→ Data records

== == ==

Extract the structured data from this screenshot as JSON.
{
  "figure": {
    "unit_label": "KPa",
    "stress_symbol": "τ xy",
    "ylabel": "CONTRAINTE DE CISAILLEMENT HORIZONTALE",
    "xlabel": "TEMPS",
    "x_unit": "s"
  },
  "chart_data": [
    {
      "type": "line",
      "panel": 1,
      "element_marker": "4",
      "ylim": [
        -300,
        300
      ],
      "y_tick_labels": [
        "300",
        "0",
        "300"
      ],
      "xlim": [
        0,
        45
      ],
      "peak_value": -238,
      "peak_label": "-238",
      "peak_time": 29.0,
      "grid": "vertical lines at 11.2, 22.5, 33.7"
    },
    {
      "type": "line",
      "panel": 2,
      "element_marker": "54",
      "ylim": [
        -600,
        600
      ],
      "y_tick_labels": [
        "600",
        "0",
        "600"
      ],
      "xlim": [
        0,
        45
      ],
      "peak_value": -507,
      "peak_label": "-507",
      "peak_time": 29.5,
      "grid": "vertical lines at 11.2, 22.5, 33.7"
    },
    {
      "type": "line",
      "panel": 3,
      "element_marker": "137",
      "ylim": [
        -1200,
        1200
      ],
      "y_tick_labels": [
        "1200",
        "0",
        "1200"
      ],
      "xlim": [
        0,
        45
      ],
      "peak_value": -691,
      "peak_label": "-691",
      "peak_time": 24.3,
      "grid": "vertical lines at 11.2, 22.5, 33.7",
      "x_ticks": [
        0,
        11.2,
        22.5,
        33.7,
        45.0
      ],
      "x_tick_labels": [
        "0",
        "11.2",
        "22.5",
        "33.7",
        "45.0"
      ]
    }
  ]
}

== == ==

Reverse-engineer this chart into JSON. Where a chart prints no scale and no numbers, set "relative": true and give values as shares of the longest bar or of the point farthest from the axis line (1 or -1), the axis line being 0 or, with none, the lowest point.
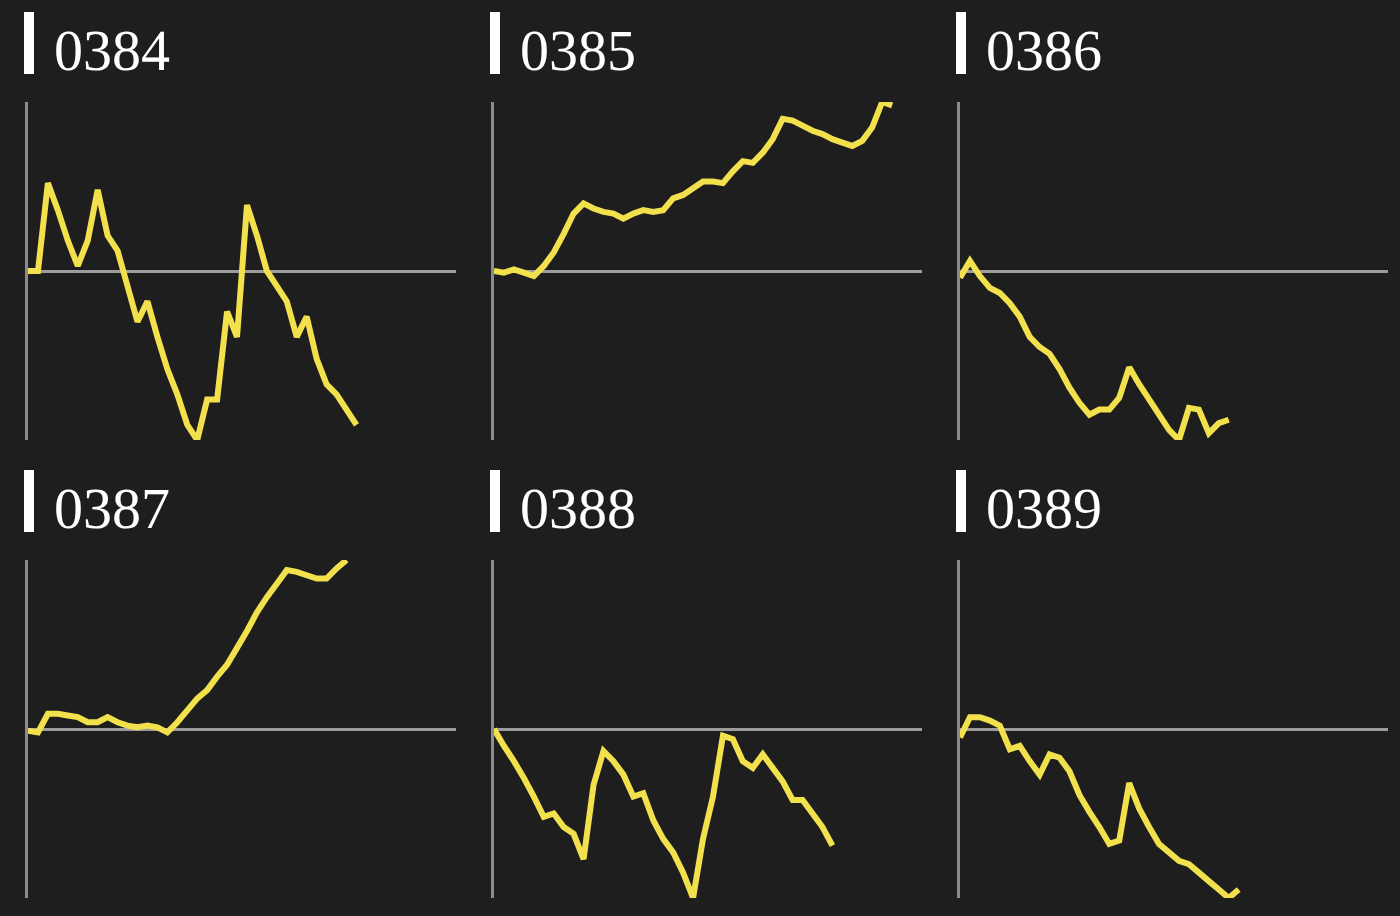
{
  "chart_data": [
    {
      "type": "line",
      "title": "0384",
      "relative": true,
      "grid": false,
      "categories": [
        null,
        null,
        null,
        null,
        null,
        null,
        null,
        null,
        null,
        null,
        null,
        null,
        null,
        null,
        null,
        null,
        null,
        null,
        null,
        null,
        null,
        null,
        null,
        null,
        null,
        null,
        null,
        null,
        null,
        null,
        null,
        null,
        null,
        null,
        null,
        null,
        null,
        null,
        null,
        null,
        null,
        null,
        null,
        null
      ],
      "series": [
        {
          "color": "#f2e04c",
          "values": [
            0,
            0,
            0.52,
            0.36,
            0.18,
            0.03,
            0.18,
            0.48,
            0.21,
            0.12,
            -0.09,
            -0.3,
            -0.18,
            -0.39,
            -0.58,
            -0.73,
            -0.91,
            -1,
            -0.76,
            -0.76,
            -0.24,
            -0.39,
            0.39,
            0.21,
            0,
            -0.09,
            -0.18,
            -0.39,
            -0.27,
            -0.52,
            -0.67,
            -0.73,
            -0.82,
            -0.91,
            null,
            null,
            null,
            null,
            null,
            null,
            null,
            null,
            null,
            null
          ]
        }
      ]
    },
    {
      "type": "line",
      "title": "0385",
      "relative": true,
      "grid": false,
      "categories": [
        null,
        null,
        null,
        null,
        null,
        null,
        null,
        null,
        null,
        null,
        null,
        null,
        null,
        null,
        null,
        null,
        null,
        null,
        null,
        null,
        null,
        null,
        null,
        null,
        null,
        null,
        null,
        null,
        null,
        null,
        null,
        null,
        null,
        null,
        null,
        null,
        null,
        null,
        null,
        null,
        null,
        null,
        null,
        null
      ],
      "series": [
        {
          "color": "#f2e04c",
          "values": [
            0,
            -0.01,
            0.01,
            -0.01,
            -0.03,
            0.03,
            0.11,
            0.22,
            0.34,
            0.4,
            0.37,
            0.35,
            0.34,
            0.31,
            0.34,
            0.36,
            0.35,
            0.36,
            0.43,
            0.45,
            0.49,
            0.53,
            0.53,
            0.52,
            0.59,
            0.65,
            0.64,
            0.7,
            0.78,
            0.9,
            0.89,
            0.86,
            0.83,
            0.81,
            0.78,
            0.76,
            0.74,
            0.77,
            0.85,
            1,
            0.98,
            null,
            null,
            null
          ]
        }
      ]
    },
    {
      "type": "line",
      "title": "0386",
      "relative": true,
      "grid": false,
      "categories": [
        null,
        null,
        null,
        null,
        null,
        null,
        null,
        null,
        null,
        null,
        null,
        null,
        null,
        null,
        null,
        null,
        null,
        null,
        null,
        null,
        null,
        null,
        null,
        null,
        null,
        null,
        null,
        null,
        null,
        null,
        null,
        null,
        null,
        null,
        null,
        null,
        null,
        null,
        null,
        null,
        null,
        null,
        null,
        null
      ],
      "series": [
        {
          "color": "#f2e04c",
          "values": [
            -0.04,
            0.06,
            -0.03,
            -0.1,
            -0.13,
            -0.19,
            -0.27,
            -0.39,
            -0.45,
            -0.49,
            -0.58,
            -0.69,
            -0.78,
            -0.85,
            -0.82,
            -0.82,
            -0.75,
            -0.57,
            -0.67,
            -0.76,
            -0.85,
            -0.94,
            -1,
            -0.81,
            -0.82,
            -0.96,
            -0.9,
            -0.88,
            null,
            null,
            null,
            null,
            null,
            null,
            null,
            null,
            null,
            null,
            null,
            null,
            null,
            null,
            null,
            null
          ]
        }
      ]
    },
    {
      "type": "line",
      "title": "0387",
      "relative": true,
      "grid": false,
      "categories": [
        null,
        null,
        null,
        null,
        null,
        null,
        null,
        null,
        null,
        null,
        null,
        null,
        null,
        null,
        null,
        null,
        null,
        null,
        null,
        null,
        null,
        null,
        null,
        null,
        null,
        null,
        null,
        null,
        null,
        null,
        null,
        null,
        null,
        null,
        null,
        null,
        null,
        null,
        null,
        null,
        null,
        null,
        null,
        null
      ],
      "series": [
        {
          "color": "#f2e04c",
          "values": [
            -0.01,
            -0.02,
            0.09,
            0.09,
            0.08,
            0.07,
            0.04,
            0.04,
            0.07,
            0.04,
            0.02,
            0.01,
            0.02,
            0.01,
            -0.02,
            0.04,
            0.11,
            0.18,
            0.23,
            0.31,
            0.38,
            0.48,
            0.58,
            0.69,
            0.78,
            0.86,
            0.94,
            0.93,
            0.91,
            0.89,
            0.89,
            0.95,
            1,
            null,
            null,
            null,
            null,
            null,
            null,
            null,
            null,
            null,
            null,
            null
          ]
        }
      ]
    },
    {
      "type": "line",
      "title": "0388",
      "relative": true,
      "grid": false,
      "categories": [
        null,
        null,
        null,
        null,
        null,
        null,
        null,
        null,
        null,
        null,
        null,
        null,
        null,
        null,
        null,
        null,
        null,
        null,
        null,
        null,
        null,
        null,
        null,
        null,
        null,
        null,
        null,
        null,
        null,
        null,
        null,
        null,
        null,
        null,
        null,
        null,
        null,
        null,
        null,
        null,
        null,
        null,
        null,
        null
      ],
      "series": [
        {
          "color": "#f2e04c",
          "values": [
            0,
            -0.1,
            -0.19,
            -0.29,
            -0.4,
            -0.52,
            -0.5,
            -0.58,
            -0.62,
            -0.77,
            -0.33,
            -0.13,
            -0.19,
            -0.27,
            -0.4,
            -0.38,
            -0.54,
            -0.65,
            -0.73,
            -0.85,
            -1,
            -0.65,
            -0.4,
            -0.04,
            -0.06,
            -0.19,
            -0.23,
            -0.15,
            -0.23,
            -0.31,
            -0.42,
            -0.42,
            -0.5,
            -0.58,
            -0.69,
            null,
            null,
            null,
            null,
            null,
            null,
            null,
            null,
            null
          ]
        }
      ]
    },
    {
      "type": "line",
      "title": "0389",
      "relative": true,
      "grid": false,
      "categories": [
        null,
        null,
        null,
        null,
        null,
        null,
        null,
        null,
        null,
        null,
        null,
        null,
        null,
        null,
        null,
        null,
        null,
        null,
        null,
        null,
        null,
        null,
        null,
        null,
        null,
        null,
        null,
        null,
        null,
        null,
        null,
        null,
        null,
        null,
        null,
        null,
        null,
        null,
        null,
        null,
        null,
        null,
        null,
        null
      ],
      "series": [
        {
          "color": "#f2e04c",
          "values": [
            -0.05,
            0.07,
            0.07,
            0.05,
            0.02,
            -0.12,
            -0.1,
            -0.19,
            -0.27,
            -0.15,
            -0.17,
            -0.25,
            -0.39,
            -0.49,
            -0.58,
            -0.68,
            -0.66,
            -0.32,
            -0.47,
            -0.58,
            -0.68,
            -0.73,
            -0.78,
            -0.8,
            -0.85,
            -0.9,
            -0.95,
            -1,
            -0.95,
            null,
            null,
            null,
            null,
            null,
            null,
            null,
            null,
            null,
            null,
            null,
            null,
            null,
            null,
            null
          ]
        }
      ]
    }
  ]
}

== == ==

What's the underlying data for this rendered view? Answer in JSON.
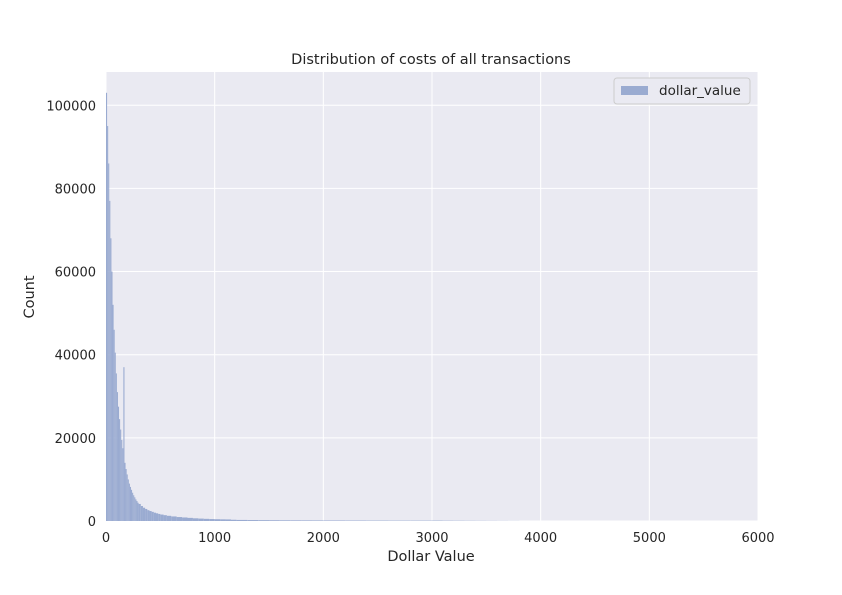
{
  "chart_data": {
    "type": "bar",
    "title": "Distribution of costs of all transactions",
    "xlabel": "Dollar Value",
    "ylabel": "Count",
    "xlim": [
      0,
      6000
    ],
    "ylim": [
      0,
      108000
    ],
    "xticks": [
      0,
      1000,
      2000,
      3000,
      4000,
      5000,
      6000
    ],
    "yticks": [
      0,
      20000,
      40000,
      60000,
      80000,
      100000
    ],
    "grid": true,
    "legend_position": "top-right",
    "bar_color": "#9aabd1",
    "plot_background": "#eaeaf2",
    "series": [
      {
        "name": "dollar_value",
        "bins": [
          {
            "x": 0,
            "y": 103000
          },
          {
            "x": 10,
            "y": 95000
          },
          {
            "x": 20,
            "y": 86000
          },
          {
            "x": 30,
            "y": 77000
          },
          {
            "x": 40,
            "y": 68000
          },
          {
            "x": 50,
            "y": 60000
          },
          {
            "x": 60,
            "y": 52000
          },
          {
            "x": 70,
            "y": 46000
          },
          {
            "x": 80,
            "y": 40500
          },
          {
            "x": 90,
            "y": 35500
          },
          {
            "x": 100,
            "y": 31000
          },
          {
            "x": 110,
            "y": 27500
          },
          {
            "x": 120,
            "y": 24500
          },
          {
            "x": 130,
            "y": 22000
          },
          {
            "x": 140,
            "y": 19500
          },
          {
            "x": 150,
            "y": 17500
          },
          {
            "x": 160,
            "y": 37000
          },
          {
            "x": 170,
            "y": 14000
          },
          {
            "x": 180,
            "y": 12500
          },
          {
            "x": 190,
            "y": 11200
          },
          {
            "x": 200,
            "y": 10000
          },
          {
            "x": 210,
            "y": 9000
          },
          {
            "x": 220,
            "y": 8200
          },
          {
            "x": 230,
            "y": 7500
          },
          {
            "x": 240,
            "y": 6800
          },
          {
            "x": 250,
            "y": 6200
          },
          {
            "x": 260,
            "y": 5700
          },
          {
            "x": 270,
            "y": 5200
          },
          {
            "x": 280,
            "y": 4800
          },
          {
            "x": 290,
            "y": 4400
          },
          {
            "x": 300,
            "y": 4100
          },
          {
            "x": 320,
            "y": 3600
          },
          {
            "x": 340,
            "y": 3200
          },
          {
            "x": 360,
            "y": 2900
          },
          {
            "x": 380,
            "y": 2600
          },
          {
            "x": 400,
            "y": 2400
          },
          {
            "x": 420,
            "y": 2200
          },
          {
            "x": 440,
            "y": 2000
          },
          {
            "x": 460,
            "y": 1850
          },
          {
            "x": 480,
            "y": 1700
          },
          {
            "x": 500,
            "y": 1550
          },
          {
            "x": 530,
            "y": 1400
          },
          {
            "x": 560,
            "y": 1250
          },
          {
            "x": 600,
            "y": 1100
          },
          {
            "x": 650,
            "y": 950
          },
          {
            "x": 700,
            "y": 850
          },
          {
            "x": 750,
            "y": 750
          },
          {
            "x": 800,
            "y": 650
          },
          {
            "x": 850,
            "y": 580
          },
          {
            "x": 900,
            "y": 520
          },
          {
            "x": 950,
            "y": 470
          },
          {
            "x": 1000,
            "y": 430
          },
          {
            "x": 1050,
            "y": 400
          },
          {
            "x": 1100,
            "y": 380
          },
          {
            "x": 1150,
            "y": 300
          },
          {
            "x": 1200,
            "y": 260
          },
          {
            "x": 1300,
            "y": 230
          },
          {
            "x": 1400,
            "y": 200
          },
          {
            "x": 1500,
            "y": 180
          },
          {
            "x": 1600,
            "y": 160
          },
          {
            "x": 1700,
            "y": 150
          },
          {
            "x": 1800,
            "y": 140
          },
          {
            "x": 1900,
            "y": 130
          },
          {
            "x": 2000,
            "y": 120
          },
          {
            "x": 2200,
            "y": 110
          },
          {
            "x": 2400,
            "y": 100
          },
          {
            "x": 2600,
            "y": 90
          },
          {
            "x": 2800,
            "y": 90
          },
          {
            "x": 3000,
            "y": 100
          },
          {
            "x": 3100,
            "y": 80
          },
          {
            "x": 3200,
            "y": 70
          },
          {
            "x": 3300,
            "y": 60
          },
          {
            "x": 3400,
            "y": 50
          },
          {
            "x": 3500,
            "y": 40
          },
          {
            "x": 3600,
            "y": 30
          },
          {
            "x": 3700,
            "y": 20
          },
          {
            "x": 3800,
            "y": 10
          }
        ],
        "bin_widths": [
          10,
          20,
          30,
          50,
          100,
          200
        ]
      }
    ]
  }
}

== == ==

→ To be done
Wherever "from" shows up in a line, copy that line.

→ Completed task
Extract the structured data from this screenshot as JSON.
Reverse-engineer this chart into JSON. Where a chart prints no scale and no numbers, set "relative": true and give values as shares of the longest bar or of the point farthest from the axis line (1 or -1), the axis line being 0 or, with none, the lowest point.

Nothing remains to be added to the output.